(Data records)
□ □ □ □ □

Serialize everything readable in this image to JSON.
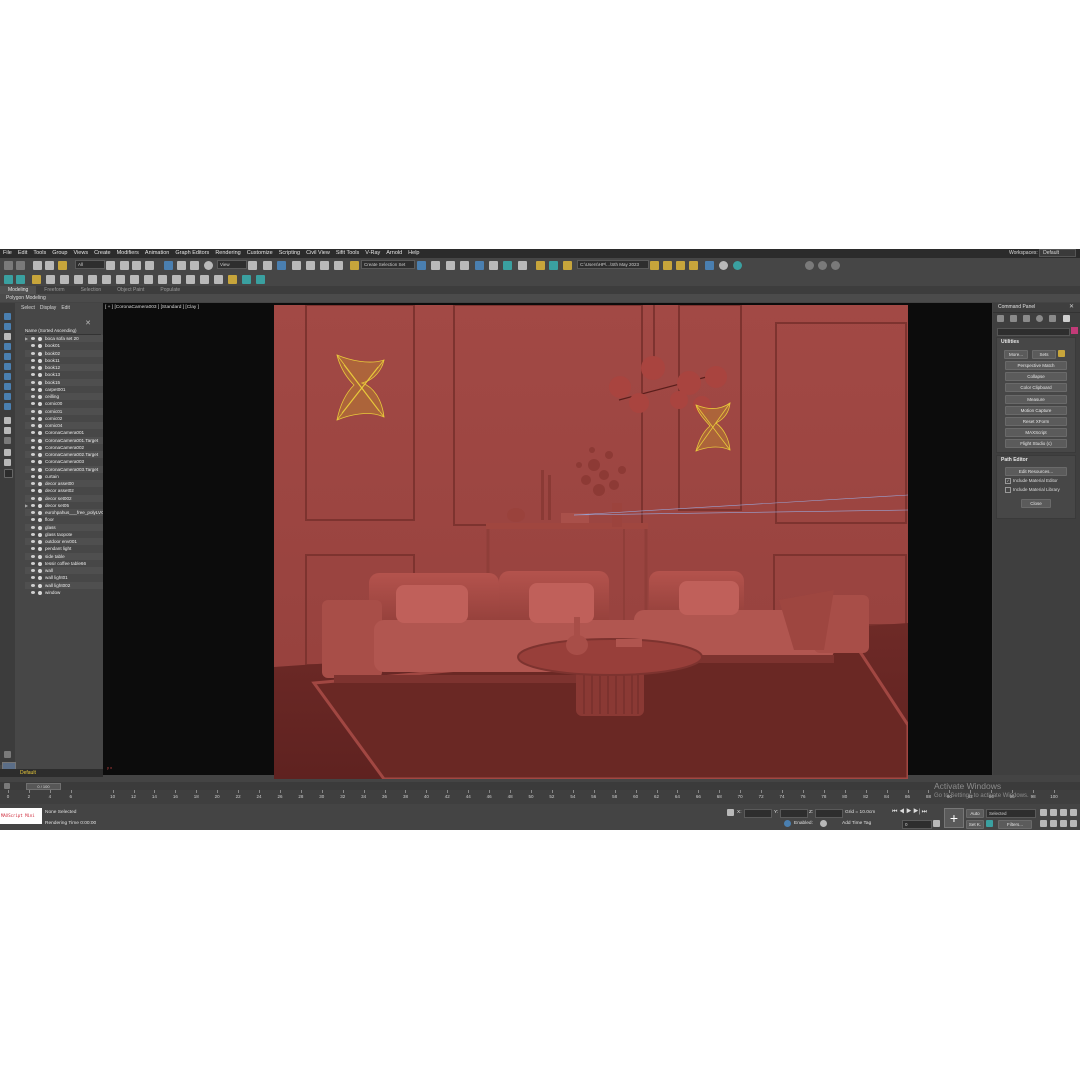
{
  "menu": [
    "File",
    "Edit",
    "Tools",
    "Group",
    "Views",
    "Create",
    "Modifiers",
    "Animation",
    "Graph Editors",
    "Rendering",
    "Customize",
    "Scripting",
    "Civil View",
    "Sifit Tools",
    "V-Ray",
    "Arnold",
    "Help"
  ],
  "workspace": {
    "label": "Workspaces:",
    "value": "Default"
  },
  "toolbar": {
    "filter": "All",
    "view": "View",
    "selection_set": "Create Selection Set",
    "project_path": "C:\\Users\\HP\\...\\Sth May 2023"
  },
  "ribbon": {
    "tabs": [
      "Modeling",
      "Freeform",
      "Selection",
      "Object Paint",
      "Populate"
    ],
    "active_tab": "Modeling",
    "subtitle": "Polygon Modeling"
  },
  "explorer": {
    "tabs": [
      "Select",
      "Display",
      "Edit"
    ],
    "close": "✕",
    "column_header": "Name (Sorted Ascending)",
    "items": [
      {
        "name": "boca sofa set 20",
        "expand": true
      },
      {
        "name": "book01"
      },
      {
        "name": "book02"
      },
      {
        "name": "book11"
      },
      {
        "name": "book12"
      },
      {
        "name": "book13"
      },
      {
        "name": "book15"
      },
      {
        "name": "carpet001"
      },
      {
        "name": "ceilling"
      },
      {
        "name": "cornic00"
      },
      {
        "name": "cornic01"
      },
      {
        "name": "cornic02"
      },
      {
        "name": "cornic04"
      },
      {
        "name": "CoronaCamera001"
      },
      {
        "name": "CoronaCamera001.Target"
      },
      {
        "name": "CoronaCamera002"
      },
      {
        "name": "CoronaCamera002.Target"
      },
      {
        "name": "CoronaCamera003"
      },
      {
        "name": "CoronaCamera003.Target"
      },
      {
        "name": "curtain"
      },
      {
        "name": "decor asset00"
      },
      {
        "name": "decor asset02"
      },
      {
        "name": "decor set002"
      },
      {
        "name": "decor set05",
        "expand": true
      },
      {
        "name": "eurohpahus___free_polyLVG"
      },
      {
        "name": "floor"
      },
      {
        "name": "glass"
      },
      {
        "name": "glass taopote"
      },
      {
        "name": "outdoor env001"
      },
      {
        "name": "pendant light"
      },
      {
        "name": "side table"
      },
      {
        "name": "tessir coffee table66"
      },
      {
        "name": "wall"
      },
      {
        "name": "wall light01"
      },
      {
        "name": "wall light002"
      },
      {
        "name": "window"
      }
    ],
    "layer": "Default"
  },
  "viewport": {
    "label": "[ + ] [CoronaCamera003 ] [Standard ] [Clay ]",
    "axes": "y  x"
  },
  "command_panel": {
    "title": "Command Panel",
    "close": "✕",
    "utilities": {
      "title": "Utilities",
      "more": "More...",
      "sets": "Sets",
      "buttons": [
        "Perspective Match",
        "Collapse",
        "Color Clipboard",
        "Measure",
        "Motion Capture",
        "Reset XForm",
        "MAXScript",
        "Flight Studio (c)"
      ]
    },
    "path_editor": {
      "title": "Path Editor",
      "edit_resources": "Edit Resources...",
      "include_material_editor": "Include Material Editor",
      "include_material_library": "Include Material Library",
      "close": "Close"
    }
  },
  "timeline": {
    "slider": "0 / 100",
    "ticks": [
      "0",
      "2",
      "4",
      "6",
      "10",
      "12",
      "14",
      "16",
      "18",
      "20",
      "22",
      "24",
      "26",
      "28",
      "30",
      "32",
      "34",
      "36",
      "38",
      "40",
      "42",
      "44",
      "46",
      "48",
      "50",
      "52",
      "54",
      "56",
      "58",
      "60",
      "62",
      "64",
      "66",
      "68",
      "70",
      "72",
      "74",
      "76",
      "78",
      "80",
      "82",
      "84",
      "86",
      "88",
      "90",
      "92",
      "94",
      "96",
      "98",
      "100"
    ]
  },
  "status": {
    "maxscript": "MAXScript Mini",
    "selection": "None Selected",
    "render_time": "Rendering Time  0:00:00",
    "x_label": "X:",
    "y_label": "Y:",
    "z_label": "Z:",
    "grid": "Grid = 10.0cm",
    "enabled": "Enabled:",
    "add_time_tag": "Add Time Tag",
    "auto": "Auto",
    "selected": "Selected",
    "set_k": "Set K.",
    "filters": "Filters...",
    "frame": "0"
  },
  "watermark": {
    "title": "Activate Windows",
    "subtitle": "Go to Settings to activate Windows."
  },
  "colors": {
    "clay": "#a84e48",
    "clay_dark": "#7a2f2b",
    "gold": "#e8c93a",
    "ui_bg": "#444444"
  }
}
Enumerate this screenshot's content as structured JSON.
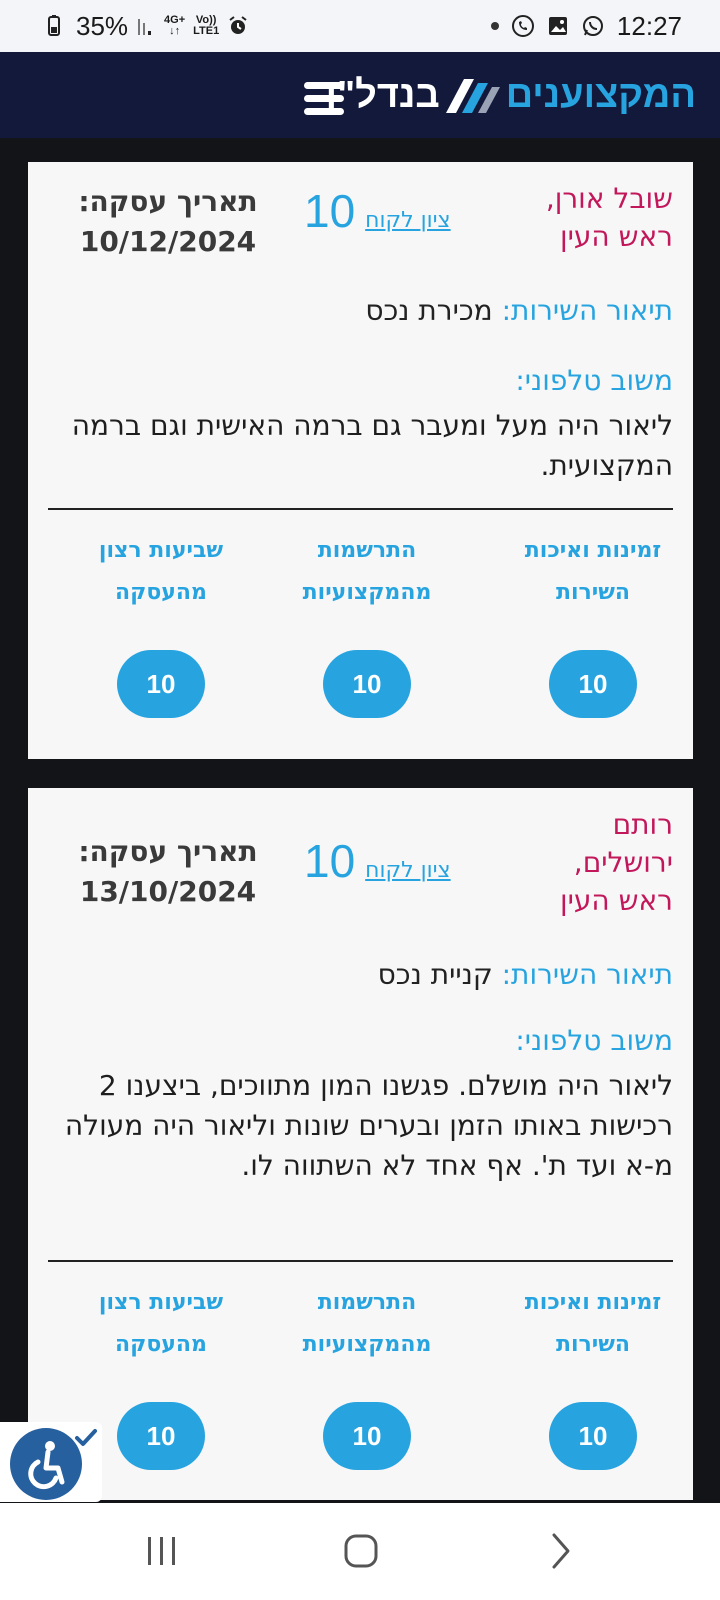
{
  "status_bar": {
    "battery": "35%",
    "network_top": "4G+",
    "network_volte_top": "Vo))",
    "network_volte_bottom": "LTE1",
    "time": "12:27"
  },
  "header": {
    "logo_part1": "המקצוענים",
    "logo_part2": "בנדל\"ן"
  },
  "reviews": [
    {
      "name_lines": [
        "שובל אורן,",
        "ראש העין"
      ],
      "rating_label": "ציון לקוח",
      "rating_value": "10",
      "date_label": "תאריך עסקה:",
      "date_value": "10/12/2024",
      "service_label": "תיאור השירות:",
      "service_value": "מכירת נכס",
      "feedback_label": "משוב טלפוני:",
      "feedback_text": "ליאור היה מעל ומעבר גם ברמה האישית וגם ברמה המקצועית.",
      "scores": [
        {
          "title": "זמינות ואיכות השירות",
          "value": "10"
        },
        {
          "title": "התרשמות מהמקצועיות",
          "value": "10"
        },
        {
          "title": "שביעות רצון מהעסקה",
          "value": "10"
        }
      ]
    },
    {
      "name_lines": [
        "רותם",
        "ירושלים,",
        "ראש העין"
      ],
      "rating_label": "ציון לקוח",
      "rating_value": "10",
      "date_label": "תאריך עסקה:",
      "date_value": "13/10/2024",
      "service_label": "תיאור השירות:",
      "service_value": "קניית נכס",
      "feedback_label": "משוב טלפוני:",
      "feedback_text": "ליאור היה מושלם. פגשנו המון מתווכים, ביצענו 2 רכישות באותו הזמן ובערים שונות וליאור היה מעולה מ-א ועד ת'. אף אחד לא השתווה לו.",
      "scores": [
        {
          "title": "זמינות ואיכות השירות",
          "value": "10"
        },
        {
          "title": "התרשמות מהמקצועיות",
          "value": "10"
        },
        {
          "title": "שביעות רצון מהעסקה",
          "value": "10"
        }
      ]
    }
  ],
  "colors": {
    "accent": "#27a4e0",
    "name": "#c2185b",
    "header_bg": "#13193a",
    "page_bg": "#131417",
    "card_bg": "#f7f7f7",
    "a11y_bg": "#27609e"
  },
  "icons": {
    "menu": "hamburger-menu-icon",
    "accessibility": "accessibility-icon",
    "nav_recent": "recent-apps-icon",
    "nav_home": "home-icon",
    "nav_back": "back-icon"
  }
}
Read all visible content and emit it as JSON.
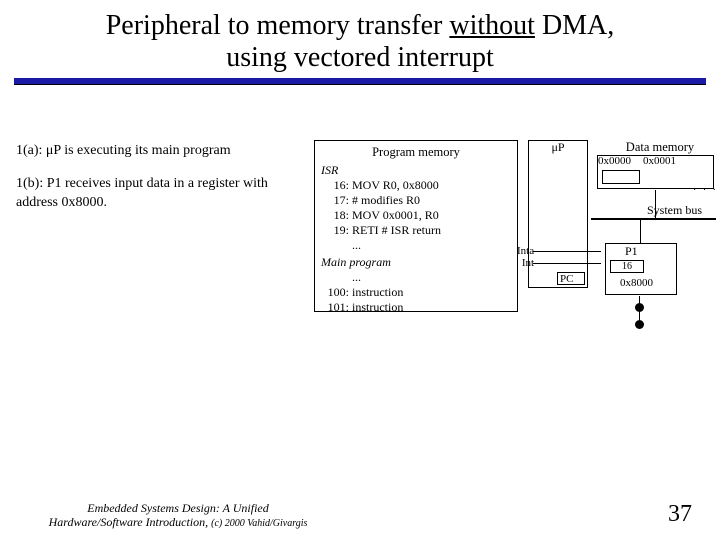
{
  "title": {
    "l1_a": "Peripheral to memory transfer ",
    "without": "without",
    "l1_b": " DMA,",
    "l2": "using vectored interrupt"
  },
  "left": {
    "p1": "1(a): μP is executing its main program",
    "p2": "1(b): P1 receives input data in a register with address 0x8000."
  },
  "progmem": {
    "title": "Program memory",
    "isr": "ISR",
    "l16": {
      "addr": "16:",
      "txt": "MOV R0, 0x8000"
    },
    "l17": {
      "addr": "17:",
      "txt": "# modifies R0"
    },
    "l18": {
      "addr": "18:",
      "txt": "MOV 0x0001, R0"
    },
    "l19": {
      "addr": "19:",
      "txt": "RETI  # ISR return"
    },
    "dots1": "...",
    "main": "Main program",
    "dots2": "...",
    "l100": {
      "addr": "100:",
      "txt": "instruction"
    },
    "l101": {
      "addr": "101:",
      "txt": "instruction"
    }
  },
  "up": {
    "label": "μP",
    "pc": "PC",
    "inta": "Inta",
    "int": "Int"
  },
  "dmem": {
    "title": "Data memory",
    "a0": "0x0000",
    "a1": "0x0001",
    "dots": "· · ·"
  },
  "bus": {
    "label": "System bus"
  },
  "p1": {
    "title": "P1",
    "inner": "16",
    "addr": "0x8000"
  },
  "footer": {
    "line1": "Embedded Systems Design: A Unified",
    "line2a": "Hardware/Software Introduction, ",
    "line2b": "(c) 2000 Vahid/Givargis"
  },
  "page": "37"
}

□ □ □ □ □

**Task description**
Identify the lines in the entries that hold "Modeling" and return each one.

**Written response**
      "Modeling",
    "active_tab": "Modeling",
    "subtitle": "Polygon Modeling"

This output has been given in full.